- [Exercise goal]
Quote each line of the material verbatim, without the pictures.
## Start Available data
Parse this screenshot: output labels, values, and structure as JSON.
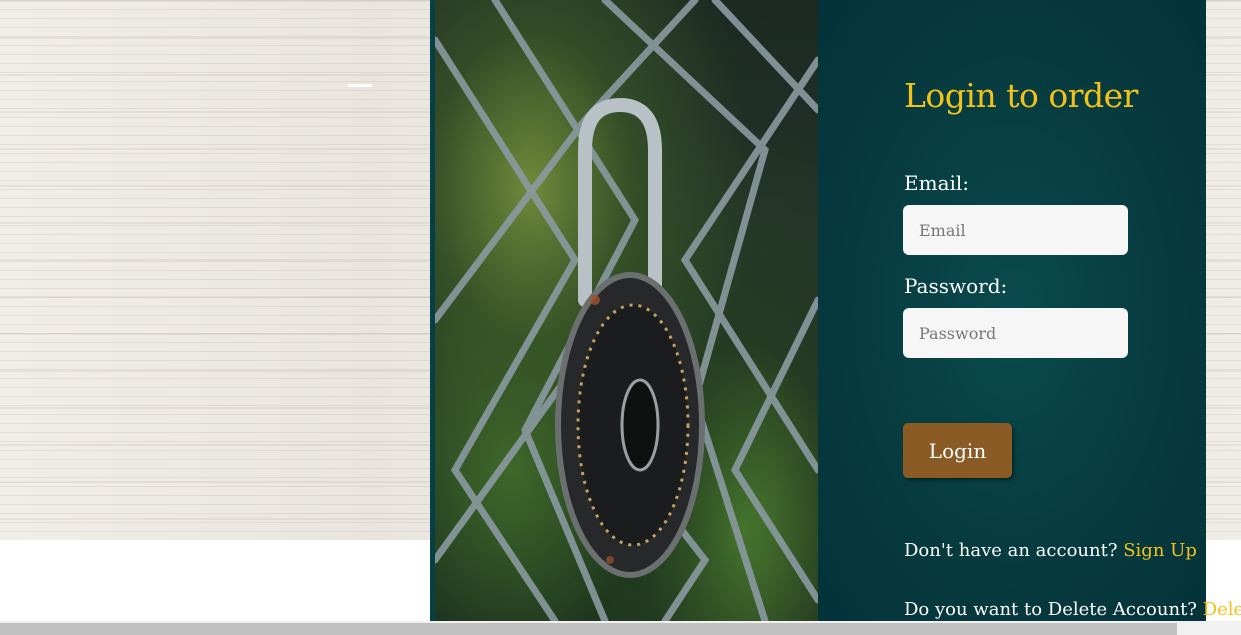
{
  "login": {
    "title": "Login to order",
    "email_label": "Email:",
    "email_placeholder": "Email",
    "password_label": "Password:",
    "password_placeholder": "Password",
    "login_button": "Login",
    "signup_prompt": "Don't have an account?",
    "signup_link": "Sign Up",
    "delete_prompt": "Do you want to Delete Account?",
    "delete_link": "Delete"
  },
  "colors": {
    "accent": "#f2c21b",
    "panel": "#063a3e",
    "button": "#8a5b24"
  },
  "image": {
    "icon": "padlock-on-chain-fence-photo"
  }
}
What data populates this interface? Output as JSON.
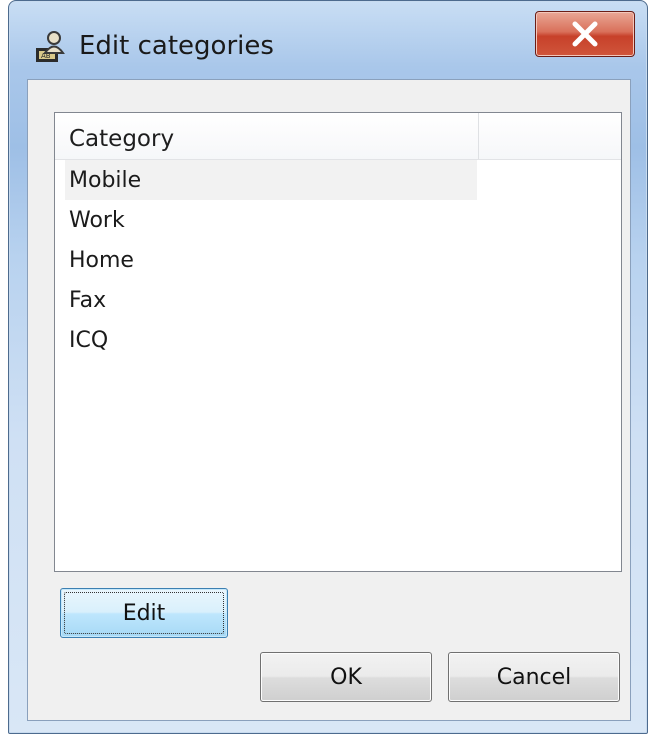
{
  "window": {
    "title": "Edit categories",
    "icon": "contacts-lock-icon",
    "close_icon": "close-icon",
    "close_label": "X"
  },
  "list": {
    "column_header": "Category",
    "items": [
      {
        "label": "Mobile",
        "selected": true
      },
      {
        "label": "Work",
        "selected": false
      },
      {
        "label": "Home",
        "selected": false
      },
      {
        "label": "Fax",
        "selected": false
      },
      {
        "label": "ICQ",
        "selected": false
      }
    ]
  },
  "buttons": {
    "edit_label": "Edit",
    "ok_label": "OK",
    "cancel_label": "Cancel"
  },
  "colors": {
    "titlebar": "#a9c7ea",
    "close_button": "#c7412a",
    "default_button": "#bee6fd",
    "selection": "#f2f2f2"
  }
}
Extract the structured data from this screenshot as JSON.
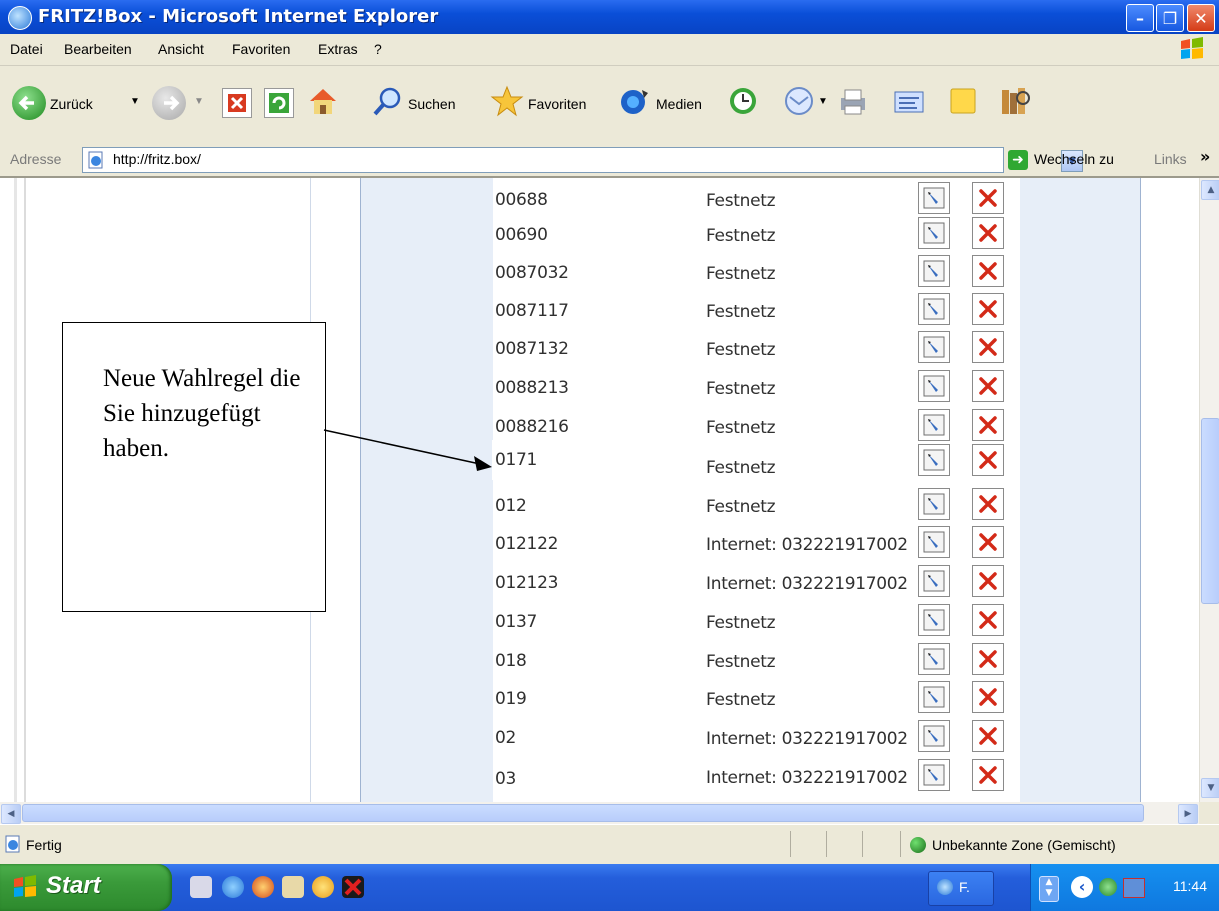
{
  "window": {
    "title": "FRITZ!Box - Microsoft Internet Explorer"
  },
  "menu": [
    "Datei",
    "Bearbeiten",
    "Ansicht",
    "Favoriten",
    "Extras",
    "?"
  ],
  "toolbar": {
    "back": "Zurück",
    "search": "Suchen",
    "favorites": "Favoriten",
    "media": "Medien"
  },
  "address": {
    "label": "Adresse",
    "url": "http://fritz.box/",
    "go": "Wechseln zu",
    "links": "Links"
  },
  "rules": [
    {
      "number": "00688",
      "connection": "Festnetz"
    },
    {
      "number": "00690",
      "connection": "Festnetz"
    },
    {
      "number": "0087032",
      "connection": "Festnetz"
    },
    {
      "number": "0087117",
      "connection": "Festnetz"
    },
    {
      "number": "0087132",
      "connection": "Festnetz"
    },
    {
      "number": "0088213",
      "connection": "Festnetz"
    },
    {
      "number": "0088216",
      "connection": "Festnetz"
    },
    {
      "number": "0171",
      "connection": "Festnetz"
    },
    {
      "number": "012",
      "connection": "Festnetz"
    },
    {
      "number": "012122",
      "connection": "Internet: 032221917002"
    },
    {
      "number": "012123",
      "connection": "Internet: 032221917002"
    },
    {
      "number": "0137",
      "connection": "Festnetz"
    },
    {
      "number": "018",
      "connection": "Festnetz"
    },
    {
      "number": "019",
      "connection": "Festnetz"
    },
    {
      "number": "02",
      "connection": "Internet: 032221917002"
    },
    {
      "number": "03",
      "connection": "Internet: 032221917002"
    }
  ],
  "callout": {
    "text": "Neue Wahlregel die Sie hinzugefügt haben."
  },
  "status": {
    "text": "Fertig",
    "zone": "Unbekannte Zone (Gemischt)"
  },
  "taskbar": {
    "start": "Start",
    "task": "F.",
    "clock": "11:44"
  }
}
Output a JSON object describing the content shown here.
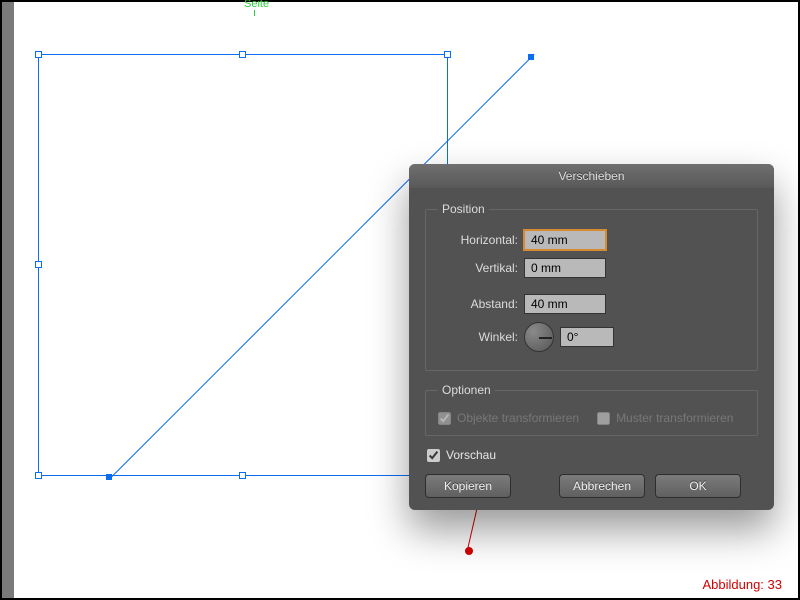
{
  "canvas": {
    "seite_label": "Seite"
  },
  "dialog": {
    "title": "Verschieben",
    "position": {
      "legend": "Position",
      "horizontal_label": "Horizontal:",
      "horizontal_value": "40 mm",
      "vertikal_label": "Vertikal:",
      "vertikal_value": "0 mm",
      "abstand_label": "Abstand:",
      "abstand_value": "40 mm",
      "winkel_label": "Winkel:",
      "winkel_value": "0°"
    },
    "optionen": {
      "legend": "Optionen",
      "objekte_label": "Objekte transformieren",
      "muster_label": "Muster transformieren"
    },
    "vorschau_label": "Vorschau",
    "buttons": {
      "kopieren": "Kopieren",
      "abbrechen": "Abbrechen",
      "ok": "OK"
    }
  },
  "caption": "Abbildung: 33"
}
## End Available data
- [Output below]
Parse this screenshot: output labels, values, and structure as JSON.
{
  "login": {
    "title": "Login to order",
    "email_label": "Email:",
    "email_placeholder": "Email",
    "password_label": "Password:",
    "password_placeholder": "Password",
    "login_button": "Login",
    "signup_prompt": "Don't have an account?",
    "signup_link": "Sign Up",
    "delete_prompt": "Do you want to Delete Account?",
    "delete_link": "Delete"
  },
  "colors": {
    "accent": "#f2c21b",
    "panel": "#063a3e",
    "button": "#8a5b24"
  },
  "image": {
    "icon": "padlock-on-chain-fence-photo"
  }
}
What data populates this interface? Output as JSON.
{
  "window": {
    "title": "Edit categories",
    "icon": "contacts-lock-icon",
    "close_icon": "close-icon",
    "close_label": "X"
  },
  "list": {
    "column_header": "Category",
    "items": [
      {
        "label": "Mobile",
        "selected": true
      },
      {
        "label": "Work",
        "selected": false
      },
      {
        "label": "Home",
        "selected": false
      },
      {
        "label": "Fax",
        "selected": false
      },
      {
        "label": "ICQ",
        "selected": false
      }
    ]
  },
  "buttons": {
    "edit_label": "Edit",
    "ok_label": "OK",
    "cancel_label": "Cancel"
  },
  "colors": {
    "titlebar": "#a9c7ea",
    "close_button": "#c7412a",
    "default_button": "#bee6fd",
    "selection": "#f2f2f2"
  }
}
Extract the structured data from this screenshot as JSON.
{
  "window": {
    "title": "FRITZ!Box - Microsoft Internet Explorer"
  },
  "menu": [
    "Datei",
    "Bearbeiten",
    "Ansicht",
    "Favoriten",
    "Extras",
    "?"
  ],
  "toolbar": {
    "back": "Zurück",
    "search": "Suchen",
    "favorites": "Favoriten",
    "media": "Medien"
  },
  "address": {
    "label": "Adresse",
    "url": "http://fritz.box/",
    "go": "Wechseln zu",
    "links": "Links"
  },
  "rules": [
    {
      "number": "00688",
      "connection": "Festnetz"
    },
    {
      "number": "00690",
      "connection": "Festnetz"
    },
    {
      "number": "0087032",
      "connection": "Festnetz"
    },
    {
      "number": "0087117",
      "connection": "Festnetz"
    },
    {
      "number": "0087132",
      "connection": "Festnetz"
    },
    {
      "number": "0088213",
      "connection": "Festnetz"
    },
    {
      "number": "0088216",
      "connection": "Festnetz"
    },
    {
      "number": "0171",
      "connection": "Festnetz"
    },
    {
      "number": "012",
      "connection": "Festnetz"
    },
    {
      "number": "012122",
      "connection": "Internet: 032221917002"
    },
    {
      "number": "012123",
      "connection": "Internet: 032221917002"
    },
    {
      "number": "0137",
      "connection": "Festnetz"
    },
    {
      "number": "018",
      "connection": "Festnetz"
    },
    {
      "number": "019",
      "connection": "Festnetz"
    },
    {
      "number": "02",
      "connection": "Internet: 032221917002"
    },
    {
      "number": "03",
      "connection": "Internet: 032221917002"
    }
  ],
  "callout": {
    "text": "Neue Wahlregel die Sie hinzugefügt haben."
  },
  "status": {
    "text": "Fertig",
    "zone": "Unbekannte Zone (Gemischt)"
  },
  "taskbar": {
    "start": "Start",
    "task": "F.",
    "clock": "11:44"
  }
}
Output a JSON object describing the content shown here.
{
  "canvas": {
    "seite_label": "Seite"
  },
  "dialog": {
    "title": "Verschieben",
    "position": {
      "legend": "Position",
      "horizontal_label": "Horizontal:",
      "horizontal_value": "40 mm",
      "vertikal_label": "Vertikal:",
      "vertikal_value": "0 mm",
      "abstand_label": "Abstand:",
      "abstand_value": "40 mm",
      "winkel_label": "Winkel:",
      "winkel_value": "0°"
    },
    "optionen": {
      "legend": "Optionen",
      "objekte_label": "Objekte transformieren",
      "muster_label": "Muster transformieren"
    },
    "vorschau_label": "Vorschau",
    "buttons": {
      "kopieren": "Kopieren",
      "abbrechen": "Abbrechen",
      "ok": "OK"
    }
  },
  "caption": "Abbildung: 33"
}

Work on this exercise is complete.